> _Extracted material_:
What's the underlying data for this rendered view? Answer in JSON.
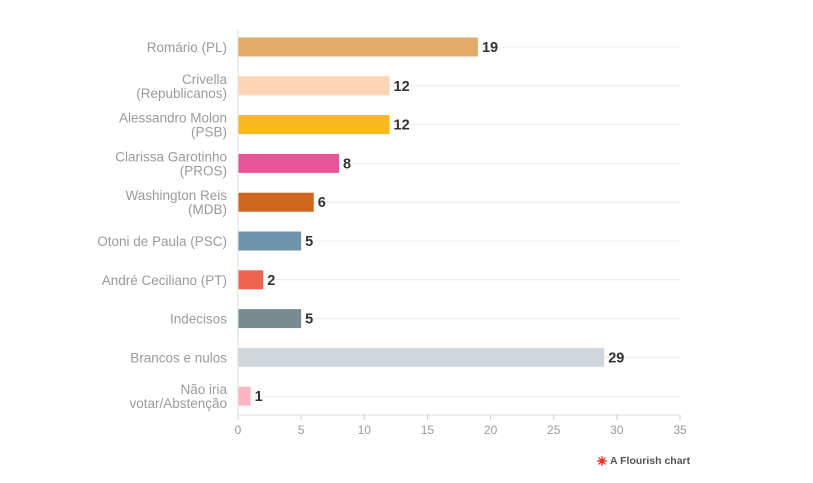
{
  "chart_data": {
    "type": "bar",
    "orientation": "horizontal",
    "categories": [
      "Romário (PL)",
      "Crivella (Republicanos)",
      "Alessandro Molon (PSB)",
      "Clarissa Garotinho (PROS)",
      "Washington Reis (MDB)",
      "Otoni de Paula (PSC)",
      "André Ceciliano (PT)",
      "Indecisos",
      "Brancos e nulos",
      "Não iria votar/Abstenção"
    ],
    "category_lines": [
      [
        "Romário (PL)"
      ],
      [
        "Crivella",
        "(Republicanos)"
      ],
      [
        "Alessandro Molon",
        "(PSB)"
      ],
      [
        "Clarissa Garotinho",
        "(PROS)"
      ],
      [
        "Washington Reis",
        "(MDB)"
      ],
      [
        "Otoni de Paula (PSC)"
      ],
      [
        "André Ceciliano (PT)"
      ],
      [
        "Indecisos"
      ],
      [
        "Brancos e nulos"
      ],
      [
        "Não iria",
        "votar/Abstenção"
      ]
    ],
    "values": [
      19,
      12,
      12,
      8,
      6,
      5,
      2,
      5,
      29,
      1
    ],
    "colors": [
      "#e2ac67",
      "#fcd5b5",
      "#f9b91d",
      "#e85497",
      "#d0671f",
      "#6f93ab",
      "#ef6450",
      "#7a8a91",
      "#cfd7dc",
      "#fdb6c1"
    ],
    "xlim": [
      0,
      35
    ],
    "xticks": [
      0,
      5,
      10,
      15,
      20,
      25,
      30,
      35
    ],
    "grid": true,
    "title": "",
    "xlabel": "",
    "ylabel": ""
  },
  "credit": {
    "text": "A Flourish chart",
    "icon": "flourish-logo-icon",
    "icon_color": "#e8331f"
  }
}
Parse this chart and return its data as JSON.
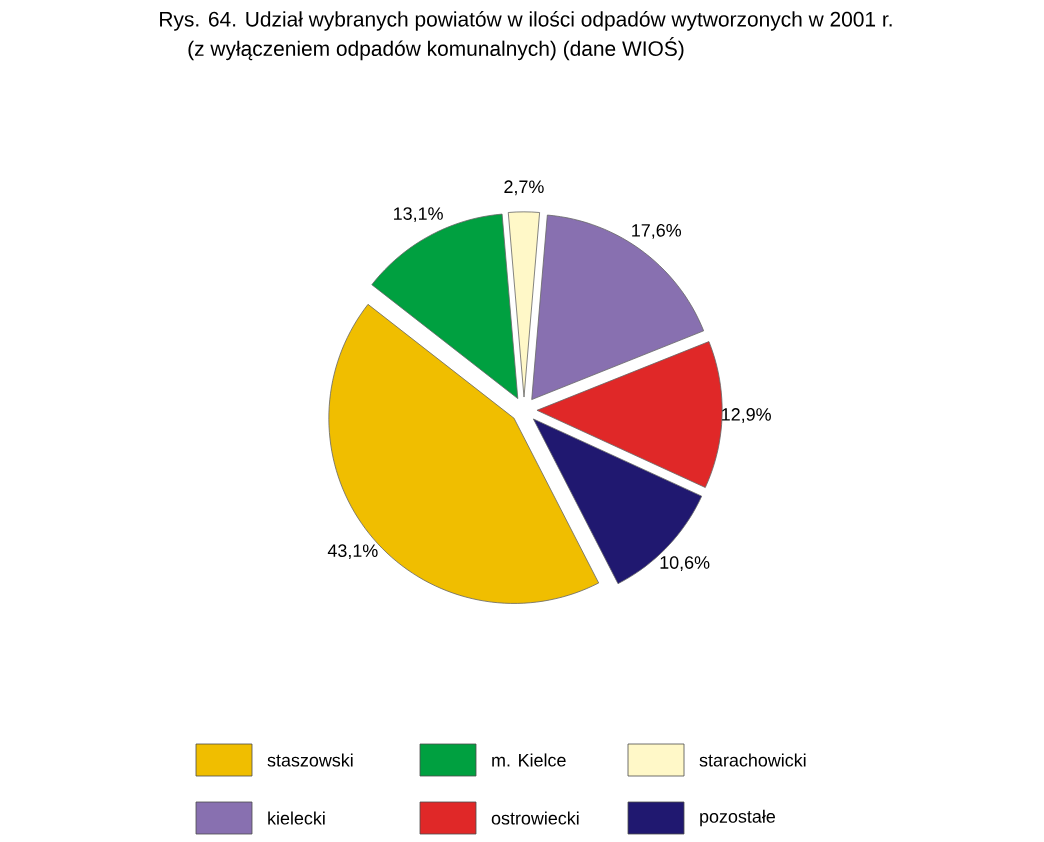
{
  "chart_data": {
    "type": "pie",
    "title": "Rys. 64. Udział wybranych powiatów w ilości odpadów wytworzonych  w 2001 r.",
    "subtitle": "(z wyłączeniem odpadów komunalnych) (dane WIOŚ)",
    "categories": [
      "staszowski",
      "m. Kielce",
      "starachowicki",
      "kielecki",
      "ostrowiecki",
      "pozostałe"
    ],
    "values": [
      43.1,
      13.1,
      2.7,
      17.6,
      12.9,
      10.6
    ],
    "value_labels": [
      "43,1%",
      "13,1%",
      "2,7%",
      "17,6%",
      "12,9%",
      "10,6%"
    ],
    "colors": [
      "#f0be00",
      "#00a040",
      "#fff8c8",
      "#8870b0",
      "#e02828",
      "#201870"
    ],
    "legend": "bottom"
  }
}
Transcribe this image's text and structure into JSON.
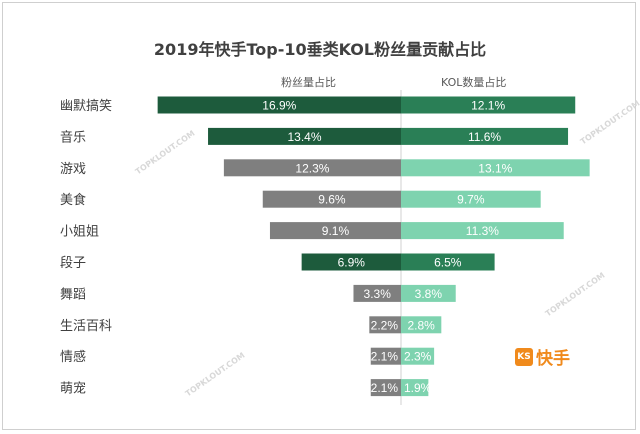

> _Goal_:
Copy out each line exactly, without the pictures.

> _Reply_:
What's the underlying data for this rendered view? Answer in JSON.
{
  "chart_data": {
    "type": "bar",
    "orientation": "horizontal",
    "categories": [
      "Romário (PL)",
      "Crivella (Republicanos)",
      "Alessandro Molon (PSB)",
      "Clarissa Garotinho (PROS)",
      "Washington Reis (MDB)",
      "Otoni de Paula (PSC)",
      "André Ceciliano (PT)",
      "Indecisos",
      "Brancos e nulos",
      "Não iria votar/Abstenção"
    ],
    "category_lines": [
      [
        "Romário (PL)"
      ],
      [
        "Crivella",
        "(Republicanos)"
      ],
      [
        "Alessandro Molon",
        "(PSB)"
      ],
      [
        "Clarissa Garotinho",
        "(PROS)"
      ],
      [
        "Washington Reis",
        "(MDB)"
      ],
      [
        "Otoni de Paula (PSC)"
      ],
      [
        "André Ceciliano (PT)"
      ],
      [
        "Indecisos"
      ],
      [
        "Brancos e nulos"
      ],
      [
        "Não iria",
        "votar/Abstenção"
      ]
    ],
    "values": [
      19,
      12,
      12,
      8,
      6,
      5,
      2,
      5,
      29,
      1
    ],
    "colors": [
      "#e2ac67",
      "#fcd5b5",
      "#f9b91d",
      "#e85497",
      "#d0671f",
      "#6f93ab",
      "#ef6450",
      "#7a8a91",
      "#cfd7dc",
      "#fdb6c1"
    ],
    "xlim": [
      0,
      35
    ],
    "xticks": [
      0,
      5,
      10,
      15,
      20,
      25,
      30,
      35
    ],
    "grid": true,
    "title": "",
    "xlabel": "",
    "ylabel": ""
  },
  "credit": {
    "text": "A Flourish chart",
    "icon": "flourish-logo-icon",
    "icon_color": "#e8331f"
  }
}
Parse this chart and return its data as JSON.
{
  "chart_data": {
    "type": "pie",
    "title": "Rys. 64. Udział wybranych powiatów w ilości odpadów wytworzonych  w 2001 r.",
    "subtitle": "(z wyłączeniem odpadów komunalnych) (dane WIOŚ)",
    "categories": [
      "staszowski",
      "m. Kielce",
      "starachowicki",
      "kielecki",
      "ostrowiecki",
      "pozostałe"
    ],
    "values": [
      43.1,
      13.1,
      2.7,
      17.6,
      12.9,
      10.6
    ],
    "value_labels": [
      "43,1%",
      "13,1%",
      "2,7%",
      "17,6%",
      "12,9%",
      "10,6%"
    ],
    "colors": [
      "#f0be00",
      "#00a040",
      "#fff8c8",
      "#8870b0",
      "#e02828",
      "#201870"
    ],
    "legend": "bottom"
  }
}
Transcribe this image's text and structure into JSON.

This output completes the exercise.